> [TASK STATEMENT]: Output all of the entries exactly as written.

Data records
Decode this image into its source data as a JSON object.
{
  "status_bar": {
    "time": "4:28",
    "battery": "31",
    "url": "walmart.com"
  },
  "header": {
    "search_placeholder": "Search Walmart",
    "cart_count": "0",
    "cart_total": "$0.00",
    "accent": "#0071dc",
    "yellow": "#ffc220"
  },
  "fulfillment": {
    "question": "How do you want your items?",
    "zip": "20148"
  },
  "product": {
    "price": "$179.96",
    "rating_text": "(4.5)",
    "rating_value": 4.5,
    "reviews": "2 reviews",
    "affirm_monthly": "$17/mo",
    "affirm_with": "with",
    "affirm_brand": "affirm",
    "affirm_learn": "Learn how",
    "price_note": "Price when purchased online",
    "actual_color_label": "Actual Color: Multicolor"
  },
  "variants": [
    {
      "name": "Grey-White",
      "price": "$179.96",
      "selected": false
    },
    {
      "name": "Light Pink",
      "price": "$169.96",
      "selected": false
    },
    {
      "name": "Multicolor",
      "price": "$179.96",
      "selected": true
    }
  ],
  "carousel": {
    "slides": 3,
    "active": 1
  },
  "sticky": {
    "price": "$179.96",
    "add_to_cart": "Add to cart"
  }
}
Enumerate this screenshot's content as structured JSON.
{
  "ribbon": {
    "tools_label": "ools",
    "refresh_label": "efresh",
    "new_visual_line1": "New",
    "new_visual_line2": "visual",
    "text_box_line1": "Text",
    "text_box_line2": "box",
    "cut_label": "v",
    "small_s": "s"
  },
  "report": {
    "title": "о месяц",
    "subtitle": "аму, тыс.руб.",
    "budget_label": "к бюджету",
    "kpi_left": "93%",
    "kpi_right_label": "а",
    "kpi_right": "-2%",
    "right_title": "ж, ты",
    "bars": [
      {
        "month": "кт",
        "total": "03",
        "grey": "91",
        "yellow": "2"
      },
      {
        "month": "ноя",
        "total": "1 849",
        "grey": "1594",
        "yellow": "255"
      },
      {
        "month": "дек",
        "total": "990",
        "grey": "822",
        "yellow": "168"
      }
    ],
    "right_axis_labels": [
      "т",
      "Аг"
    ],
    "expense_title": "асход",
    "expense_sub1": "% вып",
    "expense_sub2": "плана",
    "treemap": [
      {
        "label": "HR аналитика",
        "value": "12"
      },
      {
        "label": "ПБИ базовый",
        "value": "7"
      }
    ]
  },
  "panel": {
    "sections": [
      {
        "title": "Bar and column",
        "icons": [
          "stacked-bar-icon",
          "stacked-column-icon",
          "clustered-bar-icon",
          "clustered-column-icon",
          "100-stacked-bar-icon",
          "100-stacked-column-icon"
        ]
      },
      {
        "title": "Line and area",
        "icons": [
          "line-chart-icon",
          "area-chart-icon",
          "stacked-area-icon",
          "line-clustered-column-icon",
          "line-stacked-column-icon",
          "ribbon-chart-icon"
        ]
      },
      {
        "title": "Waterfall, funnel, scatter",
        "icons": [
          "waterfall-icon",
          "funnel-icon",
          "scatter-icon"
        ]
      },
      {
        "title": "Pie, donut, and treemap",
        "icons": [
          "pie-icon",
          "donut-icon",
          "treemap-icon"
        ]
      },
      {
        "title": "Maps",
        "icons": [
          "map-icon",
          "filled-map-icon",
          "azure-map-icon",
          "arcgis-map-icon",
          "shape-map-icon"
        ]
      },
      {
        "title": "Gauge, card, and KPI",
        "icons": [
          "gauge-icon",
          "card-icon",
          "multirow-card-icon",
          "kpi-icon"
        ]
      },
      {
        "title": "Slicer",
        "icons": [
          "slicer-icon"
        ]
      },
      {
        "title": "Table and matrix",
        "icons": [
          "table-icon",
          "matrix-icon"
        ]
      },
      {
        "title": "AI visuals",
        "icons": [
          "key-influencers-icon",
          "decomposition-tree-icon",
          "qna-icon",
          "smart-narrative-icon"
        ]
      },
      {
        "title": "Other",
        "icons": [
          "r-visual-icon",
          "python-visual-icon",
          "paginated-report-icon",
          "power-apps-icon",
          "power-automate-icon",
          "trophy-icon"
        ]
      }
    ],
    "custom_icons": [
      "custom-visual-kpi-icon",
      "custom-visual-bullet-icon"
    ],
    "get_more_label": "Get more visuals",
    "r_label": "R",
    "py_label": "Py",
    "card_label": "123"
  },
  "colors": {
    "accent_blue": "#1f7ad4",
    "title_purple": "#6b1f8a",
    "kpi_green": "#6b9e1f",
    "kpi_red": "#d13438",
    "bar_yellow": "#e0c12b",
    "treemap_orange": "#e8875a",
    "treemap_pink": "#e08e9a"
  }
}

> [REPLY]:
Decode this image into its source data as a JSON object.
{
  "status_bar": {
    "time": "4:28",
    "battery": "31",
    "url": "walmart.com"
  },
  "header": {
    "search_placeholder": "Search Walmart",
    "cart_count": "0",
    "cart_total": "$0.00",
    "accent": "#0071dc",
    "yellow": "#ffc220"
  },
  "fulfillment": {
    "question": "How do you want your items?",
    "zip": "20148"
  },
  "product": {
    "price": "$179.96",
    "rating_text": "(4.5)",
    "rating_value": 4.5,
    "reviews": "2 reviews",
    "affirm_monthly": "$17/mo",
    "affirm_with": "with",
    "affirm_brand": "affirm",
    "affirm_learn": "Learn how",
    "price_note": "Price when purchased online",
    "actual_color_label": "Actual Color: Multicolor"
  },
  "variants": [
    {
      "name": "Grey-White",
      "price": "$179.96",
      "selected": false
    },
    {
      "name": "Light Pink",
      "price": "$169.96",
      "selected": false
    },
    {
      "name": "Multicolor",
      "price": "$179.96",
      "selected": true
    }
  ],
  "carousel": {
    "slides": 3,
    "active": 1
  },
  "sticky": {
    "price": "$179.96",
    "add_to_cart": "Add to cart"
  }
}
Enumerate this screenshot's content as structured JSON.
{
  "ribbon": {
    "tools_label": "ools",
    "refresh_label": "efresh",
    "new_visual_line1": "New",
    "new_visual_line2": "visual",
    "text_box_line1": "Text",
    "text_box_line2": "box",
    "cut_label": "v",
    "small_s": "s"
  },
  "report": {
    "title": "о месяц",
    "subtitle": "аму, тыс.руб.",
    "budget_label": "к бюджету",
    "kpi_left": "93%",
    "kpi_right_label": "а",
    "kpi_right": "-2%",
    "right_title": "ж, ты",
    "bars": [
      {
        "month": "кт",
        "total": "03",
        "grey": "91",
        "yellow": "2"
      },
      {
        "month": "ноя",
        "total": "1 849",
        "grey": "1594",
        "yellow": "255"
      },
      {
        "month": "дек",
        "total": "990",
        "grey": "822",
        "yellow": "168"
      }
    ],
    "right_axis_labels": [
      "т",
      "Аг"
    ],
    "expense_title": "асход",
    "expense_sub1": "% вып",
    "expense_sub2": "плана",
    "treemap": [
      {
        "label": "HR аналитика",
        "value": "12"
      },
      {
        "label": "ПБИ базовый",
        "value": "7"
      }
    ]
  },
  "panel": {
    "sections": [
      {
        "title": "Bar and column",
        "icons": [
          "stacked-bar-icon",
          "stacked-column-icon",
          "clustered-bar-icon",
          "clustered-column-icon",
          "100-stacked-bar-icon",
          "100-stacked-column-icon"
        ]
      },
      {
        "title": "Line and area",
        "icons": [
          "line-chart-icon",
          "area-chart-icon",
          "stacked-area-icon",
          "line-clustered-column-icon",
          "line-stacked-column-icon",
          "ribbon-chart-icon"
        ]
      },
      {
        "title": "Waterfall, funnel, scatter",
        "icons": [
          "waterfall-icon",
          "funnel-icon",
          "scatter-icon"
        ]
      },
      {
        "title": "Pie, donut, and treemap",
        "icons": [
          "pie-icon",
          "donut-icon",
          "treemap-icon"
        ]
      },
      {
        "title": "Maps",
        "icons": [
          "map-icon",
          "filled-map-icon",
          "azure-map-icon",
          "arcgis-map-icon",
          "shape-map-icon"
        ]
      },
      {
        "title": "Gauge, card, and KPI",
        "icons": [
          "gauge-icon",
          "card-icon",
          "multirow-card-icon",
          "kpi-icon"
        ]
      },
      {
        "title": "Slicer",
        "icons": [
          "slicer-icon"
        ]
      },
      {
        "title": "Table and matrix",
        "icons": [
          "table-icon",
          "matrix-icon"
        ]
      },
      {
        "title": "AI visuals",
        "icons": [
          "key-influencers-icon",
          "decomposition-tree-icon",
          "qna-icon",
          "smart-narrative-icon"
        ]
      },
      {
        "title": "Other",
        "icons": [
          "r-visual-icon",
          "python-visual-icon",
          "paginated-report-icon",
          "power-apps-icon",
          "power-automate-icon",
          "trophy-icon"
        ]
      }
    ],
    "custom_icons": [
      "custom-visual-kpi-icon",
      "custom-visual-bullet-icon"
    ],
    "get_more_label": "Get more visuals",
    "r_label": "R",
    "py_label": "Py",
    "card_label": "123"
  },
  "colors": {
    "accent_blue": "#1f7ad4",
    "title_purple": "#6b1f8a",
    "kpi_green": "#6b9e1f",
    "kpi_red": "#d13438",
    "bar_yellow": "#e0c12b",
    "treemap_orange": "#e8875a",
    "treemap_pink": "#e08e9a"
  }
}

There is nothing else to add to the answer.